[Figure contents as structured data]

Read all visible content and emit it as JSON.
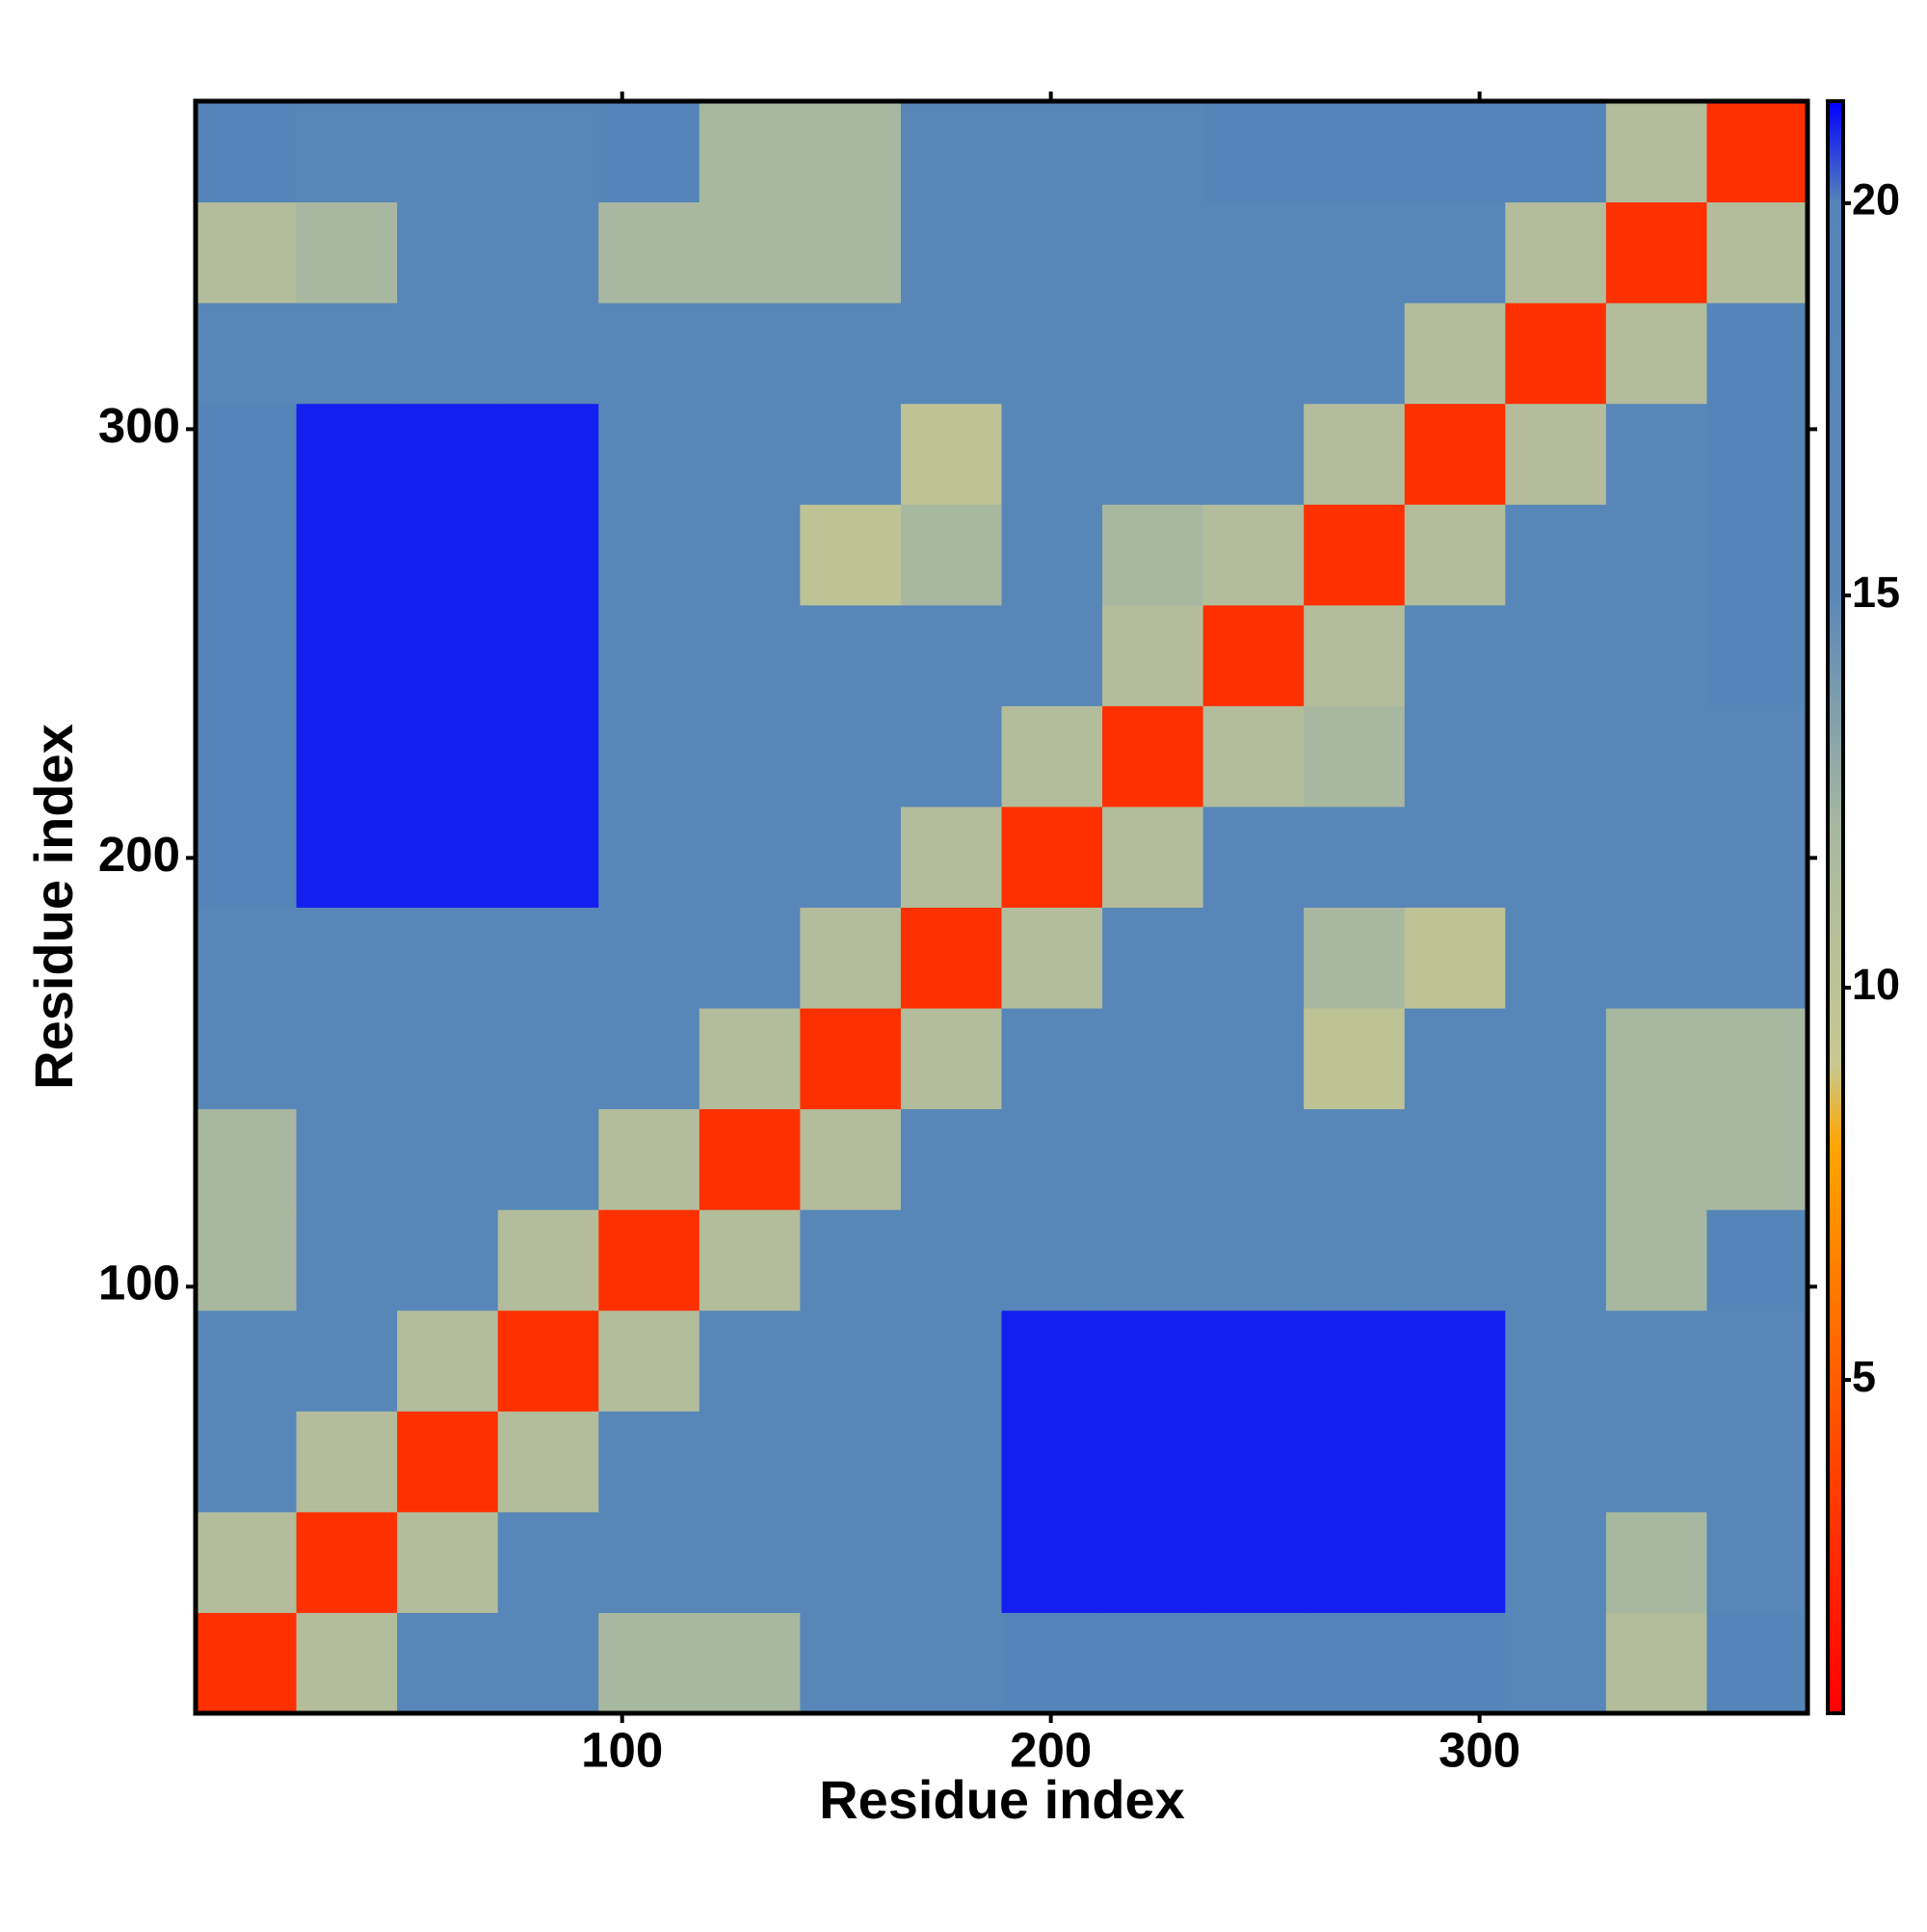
{
  "chart_data": {
    "type": "heatmap",
    "x_label": "Residue index",
    "y_label": "Residue index",
    "xbins": [
      0.5,
      24,
      47.5,
      71,
      94.5,
      118,
      141.5,
      165,
      188.5,
      212,
      235.5,
      259,
      282.5,
      306,
      329.5,
      353,
      376.5
    ],
    "ybins": [
      0.5,
      24,
      47.5,
      71,
      94.5,
      118,
      141.5,
      165,
      188.5,
      212,
      235.5,
      259,
      282.5,
      306,
      329.5,
      353,
      376.5
    ],
    "xlim": [
      0.5,
      376.5
    ],
    "ylim": [
      0.5,
      376.5
    ],
    "xticks": [
      100,
      200,
      300
    ],
    "yticks": [
      100,
      200,
      300
    ],
    "values": [
      [
        3,
        11,
        17,
        17,
        12,
        12,
        17,
        17,
        20,
        20,
        20,
        20,
        20,
        17,
        11,
        20
      ],
      [
        11,
        3,
        11,
        17,
        17,
        17,
        17,
        17,
        21,
        21,
        21,
        21,
        21,
        17,
        12,
        17
      ],
      [
        17,
        11,
        3,
        11,
        17,
        17,
        17,
        17,
        21,
        21,
        21,
        21,
        21,
        17,
        17,
        17
      ],
      [
        17,
        17,
        11,
        3,
        11,
        17,
        17,
        17,
        21,
        21,
        21,
        21,
        21,
        17,
        17,
        17
      ],
      [
        12,
        17,
        17,
        11,
        3,
        11,
        17,
        17,
        17,
        17,
        17,
        17,
        17,
        17,
        12,
        20
      ],
      [
        12,
        17,
        17,
        17,
        11,
        3,
        11,
        17,
        17,
        17,
        17,
        17,
        17,
        17,
        12,
        12
      ],
      [
        17,
        17,
        17,
        17,
        17,
        11,
        3,
        11,
        17,
        17,
        17,
        10,
        17,
        17,
        12,
        12
      ],
      [
        17,
        17,
        17,
        17,
        17,
        17,
        11,
        3,
        11,
        17,
        17,
        12,
        10,
        17,
        17,
        17
      ],
      [
        20,
        21,
        21,
        21,
        17,
        17,
        17,
        11,
        3,
        11,
        17,
        17,
        17,
        17,
        17,
        17
      ],
      [
        20,
        21,
        21,
        21,
        17,
        17,
        17,
        17,
        11,
        3,
        11,
        12,
        17,
        17,
        17,
        17
      ],
      [
        20,
        21,
        21,
        21,
        17,
        17,
        17,
        17,
        17,
        11,
        3,
        11,
        17,
        17,
        17,
        20
      ],
      [
        20,
        21,
        21,
        21,
        17,
        17,
        10,
        12,
        17,
        12,
        11,
        3,
        11,
        17,
        17,
        20
      ],
      [
        20,
        21,
        21,
        21,
        17,
        17,
        17,
        10,
        17,
        17,
        17,
        11,
        3,
        11,
        17,
        20
      ],
      [
        17,
        17,
        17,
        17,
        17,
        17,
        17,
        17,
        17,
        17,
        17,
        17,
        11,
        3,
        11,
        20
      ],
      [
        11,
        12,
        17,
        17,
        12,
        12,
        12,
        17,
        17,
        17,
        17,
        17,
        17,
        11,
        3,
        11
      ],
      [
        20,
        17,
        17,
        17,
        20,
        12,
        12,
        17,
        17,
        17,
        20,
        20,
        20,
        20,
        11,
        3
      ]
    ],
    "colorscale": [
      {
        "value": 0.75,
        "color": "#ff0000"
      },
      {
        "value": 4,
        "color": "#ff4500"
      },
      {
        "value": 8,
        "color": "#ffa500"
      },
      {
        "value": 9,
        "color": "#c8c890"
      },
      {
        "value": 12,
        "color": "#a8b8a0"
      },
      {
        "value": 15,
        "color": "#5a87b8"
      },
      {
        "value": 20,
        "color": "#5585b8"
      },
      {
        "value": 21.3,
        "color": "#0000ff"
      }
    ],
    "colorlim": [
      0.75,
      21.3
    ],
    "colorticks": [
      5,
      10,
      15,
      20
    ]
  }
}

* Set problem
How many of these lines contain "Residue"? Write only the number.

* Result below
2